• _Exercise description_:
Quote the records that follow in full, leaving the pictures out.

• _Materials provided_:
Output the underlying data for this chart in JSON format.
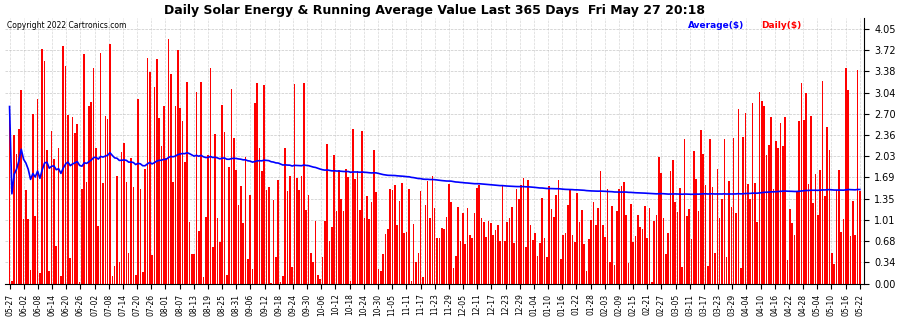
{
  "title": "Daily Solar Energy & Running Average Value Last 365 Days  Fri May 27 20:18",
  "copyright": "Copyright 2022 Cartronics.com",
  "legend_avg": "Average($)",
  "legend_daily": "Daily($)",
  "bar_color": "#ff0000",
  "avg_color": "#0000ff",
  "background_color": "#ffffff",
  "grid_color": "#b0b0b0",
  "ylim": [
    0.0,
    4.219
  ],
  "yticks": [
    0.0,
    0.34,
    0.68,
    1.01,
    1.35,
    1.69,
    2.03,
    2.36,
    2.7,
    3.04,
    3.38,
    3.72,
    4.05
  ],
  "x_labels": [
    "05-27",
    "06-02",
    "06-08",
    "06-14",
    "06-20",
    "06-26",
    "07-02",
    "07-08",
    "07-14",
    "07-20",
    "07-26",
    "08-01",
    "08-07",
    "08-13",
    "08-19",
    "08-25",
    "08-31",
    "09-06",
    "09-12",
    "09-18",
    "09-24",
    "09-30",
    "10-06",
    "10-12",
    "10-18",
    "10-24",
    "10-30",
    "11-05",
    "11-11",
    "11-17",
    "11-23",
    "11-29",
    "12-05",
    "12-11",
    "12-17",
    "12-23",
    "12-29",
    "01-04",
    "01-10",
    "01-16",
    "01-22",
    "01-28",
    "02-03",
    "02-09",
    "02-15",
    "02-21",
    "02-27",
    "03-05",
    "03-11",
    "03-17",
    "03-23",
    "03-29",
    "04-04",
    "04-10",
    "04-16",
    "04-22",
    "04-28",
    "05-04",
    "05-10",
    "05-16",
    "05-22"
  ]
}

• _Task result_:
Output the underlying data for this chart in JSON format.
{
  "title": "Daily Solar Energy & Running Average Value Last 365 Days  Fri May 27 20:18",
  "copyright": "Copyright 2022 Cartronics.com",
  "legend_avg": "Average($)",
  "legend_daily": "Daily($)",
  "bar_color": "#ff0000",
  "avg_color": "#0000ff",
  "background_color": "#ffffff",
  "grid_color": "#b0b0b0",
  "ylim": [
    0.0,
    4.219
  ],
  "yticks": [
    0.0,
    0.34,
    0.68,
    1.01,
    1.35,
    1.69,
    2.03,
    2.36,
    2.7,
    3.04,
    3.38,
    3.72,
    4.05
  ],
  "x_labels": [
    "05-27",
    "06-02",
    "06-08",
    "06-14",
    "06-20",
    "06-26",
    "07-02",
    "07-08",
    "07-14",
    "07-20",
    "07-26",
    "08-01",
    "08-07",
    "08-13",
    "08-19",
    "08-25",
    "08-31",
    "09-06",
    "09-12",
    "09-18",
    "09-24",
    "09-30",
    "10-06",
    "10-12",
    "10-18",
    "10-24",
    "10-30",
    "11-05",
    "11-11",
    "11-17",
    "11-23",
    "11-29",
    "12-05",
    "12-11",
    "12-17",
    "12-23",
    "12-29",
    "01-04",
    "01-10",
    "01-16",
    "01-22",
    "01-28",
    "02-03",
    "02-09",
    "02-15",
    "02-21",
    "02-27",
    "03-05",
    "03-11",
    "03-17",
    "03-23",
    "03-29",
    "04-04",
    "04-10",
    "04-16",
    "04-22",
    "04-28",
    "05-04",
    "05-10",
    "05-16",
    "05-22"
  ]
}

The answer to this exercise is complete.